_Given information_:
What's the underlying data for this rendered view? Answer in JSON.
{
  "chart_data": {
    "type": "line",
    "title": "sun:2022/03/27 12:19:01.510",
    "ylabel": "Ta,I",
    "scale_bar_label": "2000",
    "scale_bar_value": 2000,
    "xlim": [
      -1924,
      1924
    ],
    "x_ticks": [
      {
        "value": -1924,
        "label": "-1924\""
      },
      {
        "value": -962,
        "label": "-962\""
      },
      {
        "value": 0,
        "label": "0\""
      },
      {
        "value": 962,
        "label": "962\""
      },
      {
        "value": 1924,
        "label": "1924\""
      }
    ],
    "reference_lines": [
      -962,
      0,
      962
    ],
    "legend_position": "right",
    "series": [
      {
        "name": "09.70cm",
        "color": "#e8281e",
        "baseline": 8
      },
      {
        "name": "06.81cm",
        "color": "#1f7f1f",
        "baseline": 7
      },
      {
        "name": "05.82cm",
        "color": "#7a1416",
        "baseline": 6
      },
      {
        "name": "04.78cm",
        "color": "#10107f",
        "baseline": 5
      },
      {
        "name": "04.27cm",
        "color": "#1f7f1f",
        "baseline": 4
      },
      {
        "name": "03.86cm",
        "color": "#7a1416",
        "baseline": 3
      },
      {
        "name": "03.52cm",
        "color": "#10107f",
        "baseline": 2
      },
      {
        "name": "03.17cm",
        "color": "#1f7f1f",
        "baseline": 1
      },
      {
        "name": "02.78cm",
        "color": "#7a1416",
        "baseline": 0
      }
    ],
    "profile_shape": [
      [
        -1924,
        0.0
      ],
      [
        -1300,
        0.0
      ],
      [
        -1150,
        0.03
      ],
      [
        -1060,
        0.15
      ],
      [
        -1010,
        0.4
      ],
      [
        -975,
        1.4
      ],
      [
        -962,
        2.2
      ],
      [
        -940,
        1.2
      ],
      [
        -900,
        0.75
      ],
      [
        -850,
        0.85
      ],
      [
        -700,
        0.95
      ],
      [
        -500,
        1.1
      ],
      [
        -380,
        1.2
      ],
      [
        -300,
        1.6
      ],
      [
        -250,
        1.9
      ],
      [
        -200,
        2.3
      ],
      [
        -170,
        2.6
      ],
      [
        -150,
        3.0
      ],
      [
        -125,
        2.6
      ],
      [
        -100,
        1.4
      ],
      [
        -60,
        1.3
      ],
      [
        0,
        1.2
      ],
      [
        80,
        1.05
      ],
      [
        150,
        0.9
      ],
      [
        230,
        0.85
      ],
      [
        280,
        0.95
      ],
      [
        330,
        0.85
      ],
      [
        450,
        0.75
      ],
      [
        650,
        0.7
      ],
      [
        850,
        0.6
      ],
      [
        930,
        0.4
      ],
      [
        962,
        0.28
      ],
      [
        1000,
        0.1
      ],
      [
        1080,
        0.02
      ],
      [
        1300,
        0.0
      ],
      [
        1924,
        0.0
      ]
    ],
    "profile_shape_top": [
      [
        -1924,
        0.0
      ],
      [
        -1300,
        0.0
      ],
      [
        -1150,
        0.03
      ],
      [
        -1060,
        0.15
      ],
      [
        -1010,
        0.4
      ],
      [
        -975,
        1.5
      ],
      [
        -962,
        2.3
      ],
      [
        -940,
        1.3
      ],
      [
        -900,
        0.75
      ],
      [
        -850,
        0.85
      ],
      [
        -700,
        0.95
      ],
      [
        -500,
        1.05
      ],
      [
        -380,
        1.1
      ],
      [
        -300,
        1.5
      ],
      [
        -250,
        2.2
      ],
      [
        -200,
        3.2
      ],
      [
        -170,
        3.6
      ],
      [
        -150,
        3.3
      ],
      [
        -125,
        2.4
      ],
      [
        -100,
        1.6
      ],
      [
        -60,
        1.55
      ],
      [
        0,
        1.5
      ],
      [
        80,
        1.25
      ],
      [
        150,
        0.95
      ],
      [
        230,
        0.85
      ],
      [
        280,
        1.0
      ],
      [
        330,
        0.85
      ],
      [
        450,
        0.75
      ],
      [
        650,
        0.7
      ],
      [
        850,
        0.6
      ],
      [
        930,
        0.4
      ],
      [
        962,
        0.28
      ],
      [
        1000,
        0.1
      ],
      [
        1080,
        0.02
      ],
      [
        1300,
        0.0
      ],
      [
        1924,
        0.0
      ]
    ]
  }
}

_Instruction_: Take the lines above and print them exactly.

_Result for this task_:
What's the underlying data for this rendered view? Answer in JSON.
{
  "chart_data": {
    "type": "line",
    "title": "sun:2022/03/27 12:19:01.510",
    "ylabel": "Ta,I",
    "scale_bar_label": "2000",
    "scale_bar_value": 2000,
    "xlim": [
      -1924,
      1924
    ],
    "x_ticks": [
      {
        "value": -1924,
        "label": "-1924\""
      },
      {
        "value": -962,
        "label": "-962\""
      },
      {
        "value": 0,
        "label": "0\""
      },
      {
        "value": 962,
        "label": "962\""
      },
      {
        "value": 1924,
        "label": "1924\""
      }
    ],
    "reference_lines": [
      -962,
      0,
      962
    ],
    "legend_position": "right",
    "series": [
      {
        "name": "09.70cm",
        "color": "#e8281e",
        "baseline": 8
      },
      {
        "name": "06.81cm",
        "color": "#1f7f1f",
        "baseline": 7
      },
      {
        "name": "05.82cm",
        "color": "#7a1416",
        "baseline": 6
      },
      {
        "name": "04.78cm",
        "color": "#10107f",
        "baseline": 5
      },
      {
        "name": "04.27cm",
        "color": "#1f7f1f",
        "baseline": 4
      },
      {
        "name": "03.86cm",
        "color": "#7a1416",
        "baseline": 3
      },
      {
        "name": "03.52cm",
        "color": "#10107f",
        "baseline": 2
      },
      {
        "name": "03.17cm",
        "color": "#1f7f1f",
        "baseline": 1
      },
      {
        "name": "02.78cm",
        "color": "#7a1416",
        "baseline": 0
      }
    ],
    "profile_shape": [
      [
        -1924,
        0.0
      ],
      [
        -1300,
        0.0
      ],
      [
        -1150,
        0.03
      ],
      [
        -1060,
        0.15
      ],
      [
        -1010,
        0.4
      ],
      [
        -975,
        1.4
      ],
      [
        -962,
        2.2
      ],
      [
        -940,
        1.2
      ],
      [
        -900,
        0.75
      ],
      [
        -850,
        0.85
      ],
      [
        -700,
        0.95
      ],
      [
        -500,
        1.1
      ],
      [
        -380,
        1.2
      ],
      [
        -300,
        1.6
      ],
      [
        -250,
        1.9
      ],
      [
        -200,
        2.3
      ],
      [
        -170,
        2.6
      ],
      [
        -150,
        3.0
      ],
      [
        -125,
        2.6
      ],
      [
        -100,
        1.4
      ],
      [
        -60,
        1.3
      ],
      [
        0,
        1.2
      ],
      [
        80,
        1.05
      ],
      [
        150,
        0.9
      ],
      [
        230,
        0.85
      ],
      [
        280,
        0.95
      ],
      [
        330,
        0.85
      ],
      [
        450,
        0.75
      ],
      [
        650,
        0.7
      ],
      [
        850,
        0.6
      ],
      [
        930,
        0.4
      ],
      [
        962,
        0.28
      ],
      [
        1000,
        0.1
      ],
      [
        1080,
        0.02
      ],
      [
        1300,
        0.0
      ],
      [
        1924,
        0.0
      ]
    ],
    "profile_shape_top": [
      [
        -1924,
        0.0
      ],
      [
        -1300,
        0.0
      ],
      [
        -1150,
        0.03
      ],
      [
        -1060,
        0.15
      ],
      [
        -1010,
        0.4
      ],
      [
        -975,
        1.5
      ],
      [
        -962,
        2.3
      ],
      [
        -940,
        1.3
      ],
      [
        -900,
        0.75
      ],
      [
        -850,
        0.85
      ],
      [
        -700,
        0.95
      ],
      [
        -500,
        1.05
      ],
      [
        -380,
        1.1
      ],
      [
        -300,
        1.5
      ],
      [
        -250,
        2.2
      ],
      [
        -200,
        3.2
      ],
      [
        -170,
        3.6
      ],
      [
        -150,
        3.3
      ],
      [
        -125,
        2.4
      ],
      [
        -100,
        1.6
      ],
      [
        -60,
        1.55
      ],
      [
        0,
        1.5
      ],
      [
        80,
        1.25
      ],
      [
        150,
        0.95
      ],
      [
        230,
        0.85
      ],
      [
        280,
        1.0
      ],
      [
        330,
        0.85
      ],
      [
        450,
        0.75
      ],
      [
        650,
        0.7
      ],
      [
        850,
        0.6
      ],
      [
        930,
        0.4
      ],
      [
        962,
        0.28
      ],
      [
        1000,
        0.1
      ],
      [
        1080,
        0.02
      ],
      [
        1300,
        0.0
      ],
      [
        1924,
        0.0
      ]
    ]
  }
}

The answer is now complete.